(AVAILABLE DATA):
— begin —
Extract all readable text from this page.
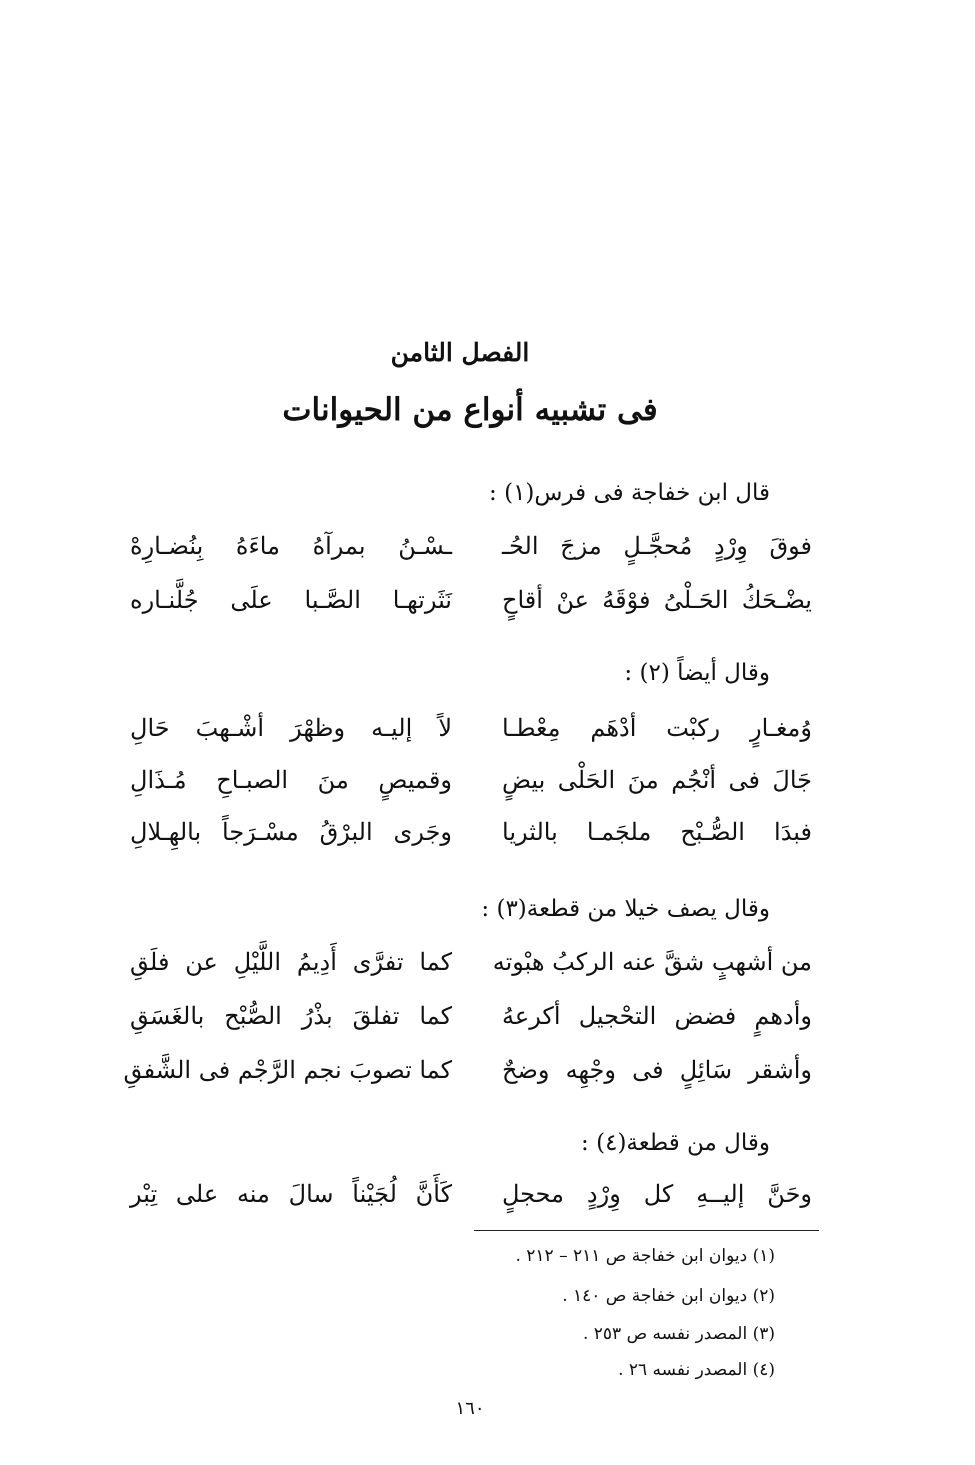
الفصل الثامن
فى تشبيه أنواع من الحيوانات
قال ابن خفاجة فى فرس(١) :
فوقَ وِرْدٍ مُحجَّـلٍ مزجَ الحُـ
ـسْـنُ بمرآهُ ماءَهُ بِنُضـارِهْ
يضْـحَكُ الحَـلْىُ فوْقَهُ عنْ أقاحٍ
نَثَرتهـا الصَّـبا علَى جُلَّنـاره
وقال أيضاً (٢) :
وُمغـارٍ ركبْت أدْهَم مِعْطـا
لاً إليـه وظهْرَ أشْـهبَ حَالِ
جَالَ فى أنْجُم منَ الحَلْى بيضٍ
وقميصٍ منَ الصبـاحِ مُـذَالِ
فبدَا الصُّـبْح ملجَمـا بالثريا
وجَرى البرْقُ مسْـرَجاً بالهِـلالِ
وقال يصف خيلا من قطعة(٣) :
من أشهبٍ شقَّ عنه الركبُ هبْوته
كما تفرَّى أَدِيمُ اللَّيْلِ عن فلَقِ
وأدهمٍ فضض التحْجيل أكرعهُ
كما تفلقَ بذْرُ الصُّبْح بالغَسَقِ
وأشقر سَائِلٍ فى وجْهِه وضحٌ
كما تصوبَ نجم الرَّجْم فى الشَّفقِ
وقال من قطعة(٤) :
وحَنَّ إليــهِ كل وِرْدٍ محجلٍ
كَأَنَّ لُجَيْناً سالَ منه على تِبْر
(١) ديوان ابن خفاجة ص ٢١١ – ٢١٢ .
(٢) ديوان ابن خفاجة ص ١٤٠ .
(٣) المصدر نفسه ص ٢٥٣ .
(٤) المصدر نفسه ٢٦ .
١٦٠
— end —
(INSTRUCTIONS TO FOLLOW): All of the entries need to be transcribed word for word; pictures are left out.

(SOLUTION FOR THIS EXERCISE):
Extract all readable text from this page.
الفصل الثامن
فى تشبيه أنواع من الحيوانات
قال ابن خفاجة فى فرس(١) :
فوقَ وِرْدٍ مُحجَّـلٍ مزجَ الحُـ
ـسْـنُ بمرآهُ ماءَهُ بِنُضـارِهْ
يضْـحَكُ الحَـلْىُ فوْقَهُ عنْ أقاحٍ
نَثَرتهـا الصَّـبا علَى جُلَّنـاره
وقال أيضاً (٢) :
وُمغـارٍ ركبْت أدْهَم مِعْطـا
لاً إليـه وظهْرَ أشْـهبَ حَالِ
جَالَ فى أنْجُم منَ الحَلْى بيضٍ
وقميصٍ منَ الصبـاحِ مُـذَالِ
فبدَا الصُّـبْح ملجَمـا بالثريا
وجَرى البرْقُ مسْـرَجاً بالهِـلالِ
وقال يصف خيلا من قطعة(٣) :
من أشهبٍ شقَّ عنه الركبُ هبْوته
كما تفرَّى أَدِيمُ اللَّيْلِ عن فلَقِ
وأدهمٍ فضض التحْجيل أكرعهُ
كما تفلقَ بذْرُ الصُّبْح بالغَسَقِ
وأشقر سَائِلٍ فى وجْهِه وضحٌ
كما تصوبَ نجم الرَّجْم فى الشَّفقِ
وقال من قطعة(٤) :
وحَنَّ إليــهِ كل وِرْدٍ محجلٍ
كَأَنَّ لُجَيْناً سالَ منه على تِبْر
(١) ديوان ابن خفاجة ص ٢١١ – ٢١٢ .
(٢) ديوان ابن خفاجة ص ١٤٠ .
(٣) المصدر نفسه ص ٢٥٣ .
(٤) المصدر نفسه ٢٦ .
١٦٠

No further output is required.